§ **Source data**
* start *

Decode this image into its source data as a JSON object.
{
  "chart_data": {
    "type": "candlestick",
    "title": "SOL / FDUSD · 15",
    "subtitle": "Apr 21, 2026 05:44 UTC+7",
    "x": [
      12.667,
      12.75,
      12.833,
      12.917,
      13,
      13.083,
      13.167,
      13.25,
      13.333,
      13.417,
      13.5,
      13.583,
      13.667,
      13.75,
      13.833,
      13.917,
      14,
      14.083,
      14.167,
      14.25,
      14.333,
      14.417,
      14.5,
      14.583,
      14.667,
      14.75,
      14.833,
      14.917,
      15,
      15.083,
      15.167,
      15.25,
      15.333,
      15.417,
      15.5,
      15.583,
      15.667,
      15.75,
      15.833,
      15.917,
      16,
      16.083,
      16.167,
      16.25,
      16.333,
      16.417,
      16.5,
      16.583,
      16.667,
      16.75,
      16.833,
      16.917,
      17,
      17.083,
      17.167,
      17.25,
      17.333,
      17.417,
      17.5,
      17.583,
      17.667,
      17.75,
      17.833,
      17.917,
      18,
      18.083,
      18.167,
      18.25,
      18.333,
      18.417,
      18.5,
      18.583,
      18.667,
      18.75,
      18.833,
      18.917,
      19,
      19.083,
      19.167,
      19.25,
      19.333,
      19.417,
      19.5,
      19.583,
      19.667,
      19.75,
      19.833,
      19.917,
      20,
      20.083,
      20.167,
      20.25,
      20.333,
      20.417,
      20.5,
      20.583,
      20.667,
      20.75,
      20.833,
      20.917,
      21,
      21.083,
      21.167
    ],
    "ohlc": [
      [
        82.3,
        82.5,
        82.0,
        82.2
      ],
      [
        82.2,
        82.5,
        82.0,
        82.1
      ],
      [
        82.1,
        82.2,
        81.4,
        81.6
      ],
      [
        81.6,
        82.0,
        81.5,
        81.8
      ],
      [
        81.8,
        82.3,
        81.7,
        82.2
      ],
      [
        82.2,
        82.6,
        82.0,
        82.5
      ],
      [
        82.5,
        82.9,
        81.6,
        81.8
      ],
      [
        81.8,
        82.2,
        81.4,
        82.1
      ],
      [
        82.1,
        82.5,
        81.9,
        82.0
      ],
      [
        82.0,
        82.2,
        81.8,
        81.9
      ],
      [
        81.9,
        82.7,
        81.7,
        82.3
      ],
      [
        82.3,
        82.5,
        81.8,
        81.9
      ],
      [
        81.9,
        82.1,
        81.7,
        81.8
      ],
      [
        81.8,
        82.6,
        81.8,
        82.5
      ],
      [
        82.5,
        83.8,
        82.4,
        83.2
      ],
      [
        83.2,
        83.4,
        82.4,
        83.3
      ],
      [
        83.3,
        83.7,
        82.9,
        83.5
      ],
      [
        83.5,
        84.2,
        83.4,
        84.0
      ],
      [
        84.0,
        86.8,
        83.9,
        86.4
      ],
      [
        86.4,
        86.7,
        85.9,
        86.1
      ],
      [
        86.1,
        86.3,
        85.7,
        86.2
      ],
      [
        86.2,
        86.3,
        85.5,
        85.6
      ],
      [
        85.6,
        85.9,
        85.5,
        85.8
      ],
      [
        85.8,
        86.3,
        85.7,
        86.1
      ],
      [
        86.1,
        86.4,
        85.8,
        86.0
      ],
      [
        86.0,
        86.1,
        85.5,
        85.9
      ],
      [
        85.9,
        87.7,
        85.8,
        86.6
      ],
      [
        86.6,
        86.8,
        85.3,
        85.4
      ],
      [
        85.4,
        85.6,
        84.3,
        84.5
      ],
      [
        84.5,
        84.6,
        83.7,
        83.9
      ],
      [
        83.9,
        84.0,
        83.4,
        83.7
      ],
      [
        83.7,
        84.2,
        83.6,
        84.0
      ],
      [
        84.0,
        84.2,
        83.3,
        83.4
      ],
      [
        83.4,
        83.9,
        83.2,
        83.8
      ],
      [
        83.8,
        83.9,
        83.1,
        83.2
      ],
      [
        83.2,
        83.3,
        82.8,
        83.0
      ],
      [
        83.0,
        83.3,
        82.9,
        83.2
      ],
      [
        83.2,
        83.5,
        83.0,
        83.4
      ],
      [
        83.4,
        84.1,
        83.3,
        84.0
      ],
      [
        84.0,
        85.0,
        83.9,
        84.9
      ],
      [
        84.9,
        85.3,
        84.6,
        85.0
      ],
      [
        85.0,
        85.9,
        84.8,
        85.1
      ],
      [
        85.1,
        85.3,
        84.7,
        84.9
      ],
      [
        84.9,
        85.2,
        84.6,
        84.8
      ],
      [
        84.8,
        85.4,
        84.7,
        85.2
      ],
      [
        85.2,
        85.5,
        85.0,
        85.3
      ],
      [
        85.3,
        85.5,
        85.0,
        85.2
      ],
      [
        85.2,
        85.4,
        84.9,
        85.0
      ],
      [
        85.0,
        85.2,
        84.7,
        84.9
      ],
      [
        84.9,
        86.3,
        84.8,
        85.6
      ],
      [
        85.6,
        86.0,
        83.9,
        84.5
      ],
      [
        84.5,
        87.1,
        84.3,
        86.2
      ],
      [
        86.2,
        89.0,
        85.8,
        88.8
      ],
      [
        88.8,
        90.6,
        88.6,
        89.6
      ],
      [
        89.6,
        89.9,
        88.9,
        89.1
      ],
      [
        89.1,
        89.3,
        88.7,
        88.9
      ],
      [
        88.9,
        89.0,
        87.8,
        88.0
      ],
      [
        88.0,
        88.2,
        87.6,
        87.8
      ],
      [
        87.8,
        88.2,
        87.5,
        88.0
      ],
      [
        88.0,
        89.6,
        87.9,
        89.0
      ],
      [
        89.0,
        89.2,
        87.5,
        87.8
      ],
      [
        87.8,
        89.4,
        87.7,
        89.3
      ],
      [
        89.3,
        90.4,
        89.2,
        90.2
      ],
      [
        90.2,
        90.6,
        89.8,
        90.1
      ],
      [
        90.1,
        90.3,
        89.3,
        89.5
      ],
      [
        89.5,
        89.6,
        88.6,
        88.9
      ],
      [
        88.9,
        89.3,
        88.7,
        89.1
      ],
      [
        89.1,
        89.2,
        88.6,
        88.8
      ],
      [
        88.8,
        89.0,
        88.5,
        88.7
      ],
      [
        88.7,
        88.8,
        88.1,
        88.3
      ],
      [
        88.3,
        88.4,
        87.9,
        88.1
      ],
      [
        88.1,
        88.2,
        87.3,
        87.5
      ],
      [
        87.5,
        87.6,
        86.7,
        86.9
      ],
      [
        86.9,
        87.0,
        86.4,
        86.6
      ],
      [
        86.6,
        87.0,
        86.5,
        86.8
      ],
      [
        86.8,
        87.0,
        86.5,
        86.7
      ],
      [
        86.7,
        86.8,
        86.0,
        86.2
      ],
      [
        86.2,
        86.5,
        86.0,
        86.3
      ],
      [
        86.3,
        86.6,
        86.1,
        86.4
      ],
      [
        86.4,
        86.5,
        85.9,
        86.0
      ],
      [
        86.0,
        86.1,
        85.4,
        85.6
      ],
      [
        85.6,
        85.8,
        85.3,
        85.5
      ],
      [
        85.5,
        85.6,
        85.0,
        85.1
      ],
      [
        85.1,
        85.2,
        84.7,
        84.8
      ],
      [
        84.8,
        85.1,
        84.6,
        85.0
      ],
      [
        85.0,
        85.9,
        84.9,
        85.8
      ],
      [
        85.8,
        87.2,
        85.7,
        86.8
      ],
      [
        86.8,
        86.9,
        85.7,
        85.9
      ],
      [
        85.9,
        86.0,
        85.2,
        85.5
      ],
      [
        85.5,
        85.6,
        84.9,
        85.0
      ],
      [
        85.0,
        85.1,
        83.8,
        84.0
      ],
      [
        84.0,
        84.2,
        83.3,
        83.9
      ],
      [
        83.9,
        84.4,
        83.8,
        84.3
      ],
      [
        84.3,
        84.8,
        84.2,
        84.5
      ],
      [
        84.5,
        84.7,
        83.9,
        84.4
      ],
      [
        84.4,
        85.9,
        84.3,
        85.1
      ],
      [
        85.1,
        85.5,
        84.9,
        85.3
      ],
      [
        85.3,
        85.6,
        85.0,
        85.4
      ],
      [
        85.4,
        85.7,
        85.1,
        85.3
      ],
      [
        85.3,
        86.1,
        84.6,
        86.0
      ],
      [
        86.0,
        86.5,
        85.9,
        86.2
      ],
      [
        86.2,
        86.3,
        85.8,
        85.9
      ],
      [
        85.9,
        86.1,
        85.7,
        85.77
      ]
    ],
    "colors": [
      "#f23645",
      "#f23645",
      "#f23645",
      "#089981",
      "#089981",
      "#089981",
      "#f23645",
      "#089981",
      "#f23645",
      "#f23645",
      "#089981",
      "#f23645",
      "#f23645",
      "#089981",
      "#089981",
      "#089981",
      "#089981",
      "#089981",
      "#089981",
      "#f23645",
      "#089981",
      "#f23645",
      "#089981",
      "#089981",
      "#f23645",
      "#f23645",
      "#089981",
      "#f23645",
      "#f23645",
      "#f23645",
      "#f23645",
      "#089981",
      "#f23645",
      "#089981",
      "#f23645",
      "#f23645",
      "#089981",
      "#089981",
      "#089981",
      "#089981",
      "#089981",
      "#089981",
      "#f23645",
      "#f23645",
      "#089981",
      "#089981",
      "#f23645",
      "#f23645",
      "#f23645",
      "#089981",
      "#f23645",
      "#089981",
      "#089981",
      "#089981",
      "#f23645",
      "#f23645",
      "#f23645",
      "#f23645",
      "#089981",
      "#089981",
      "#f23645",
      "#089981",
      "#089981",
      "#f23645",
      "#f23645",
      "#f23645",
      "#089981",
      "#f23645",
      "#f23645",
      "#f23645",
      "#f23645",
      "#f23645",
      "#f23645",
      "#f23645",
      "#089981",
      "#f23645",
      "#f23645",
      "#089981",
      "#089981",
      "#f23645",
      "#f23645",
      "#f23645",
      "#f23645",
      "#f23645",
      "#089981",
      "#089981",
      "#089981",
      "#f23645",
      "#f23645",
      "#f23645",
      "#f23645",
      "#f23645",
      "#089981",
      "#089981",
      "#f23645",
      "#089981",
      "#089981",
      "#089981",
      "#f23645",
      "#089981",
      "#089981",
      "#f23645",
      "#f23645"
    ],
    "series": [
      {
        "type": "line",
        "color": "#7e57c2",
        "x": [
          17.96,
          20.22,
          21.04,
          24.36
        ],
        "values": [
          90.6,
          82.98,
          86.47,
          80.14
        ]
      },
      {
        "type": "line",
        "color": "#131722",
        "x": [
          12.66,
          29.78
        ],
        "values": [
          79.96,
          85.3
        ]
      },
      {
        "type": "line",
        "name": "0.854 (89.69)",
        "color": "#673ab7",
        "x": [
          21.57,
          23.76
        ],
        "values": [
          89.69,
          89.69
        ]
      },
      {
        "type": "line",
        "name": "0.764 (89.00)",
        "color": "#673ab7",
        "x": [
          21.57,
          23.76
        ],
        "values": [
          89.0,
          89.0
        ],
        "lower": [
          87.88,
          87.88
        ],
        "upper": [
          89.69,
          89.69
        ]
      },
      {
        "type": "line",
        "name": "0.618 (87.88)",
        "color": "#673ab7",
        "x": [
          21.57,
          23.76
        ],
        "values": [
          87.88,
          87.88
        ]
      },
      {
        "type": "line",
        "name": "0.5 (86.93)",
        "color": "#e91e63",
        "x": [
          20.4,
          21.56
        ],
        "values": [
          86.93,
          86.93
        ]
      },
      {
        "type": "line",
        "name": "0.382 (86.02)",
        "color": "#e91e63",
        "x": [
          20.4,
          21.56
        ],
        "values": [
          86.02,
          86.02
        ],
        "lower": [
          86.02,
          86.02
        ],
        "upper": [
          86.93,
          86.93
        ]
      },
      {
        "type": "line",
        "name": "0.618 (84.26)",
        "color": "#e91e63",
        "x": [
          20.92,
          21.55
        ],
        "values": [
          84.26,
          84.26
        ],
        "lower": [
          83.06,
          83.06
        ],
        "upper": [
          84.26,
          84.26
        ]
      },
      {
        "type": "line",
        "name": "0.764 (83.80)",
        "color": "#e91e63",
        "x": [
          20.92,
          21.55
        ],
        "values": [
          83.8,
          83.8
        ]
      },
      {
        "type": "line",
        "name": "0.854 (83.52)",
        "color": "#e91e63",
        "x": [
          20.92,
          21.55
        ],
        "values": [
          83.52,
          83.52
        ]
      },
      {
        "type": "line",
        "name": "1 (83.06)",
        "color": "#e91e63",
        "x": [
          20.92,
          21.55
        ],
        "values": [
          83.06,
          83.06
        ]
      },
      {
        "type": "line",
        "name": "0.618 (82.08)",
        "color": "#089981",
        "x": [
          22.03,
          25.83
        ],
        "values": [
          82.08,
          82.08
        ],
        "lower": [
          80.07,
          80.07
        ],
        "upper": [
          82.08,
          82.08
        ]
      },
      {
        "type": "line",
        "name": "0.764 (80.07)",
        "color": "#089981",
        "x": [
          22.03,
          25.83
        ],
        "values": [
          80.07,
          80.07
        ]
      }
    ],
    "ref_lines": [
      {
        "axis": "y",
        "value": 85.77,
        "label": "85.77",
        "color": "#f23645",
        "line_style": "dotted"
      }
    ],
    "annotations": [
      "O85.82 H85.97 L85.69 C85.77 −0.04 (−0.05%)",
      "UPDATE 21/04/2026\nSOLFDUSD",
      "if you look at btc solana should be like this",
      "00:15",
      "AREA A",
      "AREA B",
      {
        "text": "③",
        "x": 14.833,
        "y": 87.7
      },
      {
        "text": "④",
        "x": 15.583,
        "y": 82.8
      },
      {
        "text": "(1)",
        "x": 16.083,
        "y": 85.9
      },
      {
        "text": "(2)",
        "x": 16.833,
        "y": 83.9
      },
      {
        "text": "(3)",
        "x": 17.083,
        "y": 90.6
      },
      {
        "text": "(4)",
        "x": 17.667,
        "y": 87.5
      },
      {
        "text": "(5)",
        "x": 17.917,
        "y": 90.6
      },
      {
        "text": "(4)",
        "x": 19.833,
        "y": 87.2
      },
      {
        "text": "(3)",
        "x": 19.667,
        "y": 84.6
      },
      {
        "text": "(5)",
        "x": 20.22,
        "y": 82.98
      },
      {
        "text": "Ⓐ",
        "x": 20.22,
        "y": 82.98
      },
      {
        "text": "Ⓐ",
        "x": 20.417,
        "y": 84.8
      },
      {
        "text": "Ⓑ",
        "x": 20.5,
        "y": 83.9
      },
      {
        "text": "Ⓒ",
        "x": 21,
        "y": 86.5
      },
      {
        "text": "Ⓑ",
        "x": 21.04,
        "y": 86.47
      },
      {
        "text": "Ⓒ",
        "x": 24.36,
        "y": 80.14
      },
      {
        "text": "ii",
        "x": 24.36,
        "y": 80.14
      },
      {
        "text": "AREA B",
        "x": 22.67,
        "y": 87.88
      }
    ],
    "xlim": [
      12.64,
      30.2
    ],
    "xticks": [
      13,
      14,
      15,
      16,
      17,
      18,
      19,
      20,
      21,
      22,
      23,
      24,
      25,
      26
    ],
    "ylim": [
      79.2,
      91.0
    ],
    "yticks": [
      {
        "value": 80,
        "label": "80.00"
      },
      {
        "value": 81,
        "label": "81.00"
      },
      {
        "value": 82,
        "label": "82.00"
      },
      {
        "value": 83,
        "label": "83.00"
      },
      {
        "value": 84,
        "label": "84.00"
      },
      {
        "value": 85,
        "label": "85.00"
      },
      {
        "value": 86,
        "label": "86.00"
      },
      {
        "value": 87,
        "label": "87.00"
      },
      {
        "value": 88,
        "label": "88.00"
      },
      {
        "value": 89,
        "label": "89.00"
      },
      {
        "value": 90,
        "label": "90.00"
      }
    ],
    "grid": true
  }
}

* end *

§ **EXERCISE DETAILS**
Find the lines with the string "label" and reproduce them.

§ **COMPLETED EXERCISE**
        "label": "85.77",
        "label": "80.00"
        "label": "81.00"
        "label": "82.00"
        "label": "83.00"
        "label": "84.00"
        "label": "85.00"
        "label": "86.00"
        "label": "87.00"
        "label": "88.00"
        "label": "89.00"
        "label": "90.00"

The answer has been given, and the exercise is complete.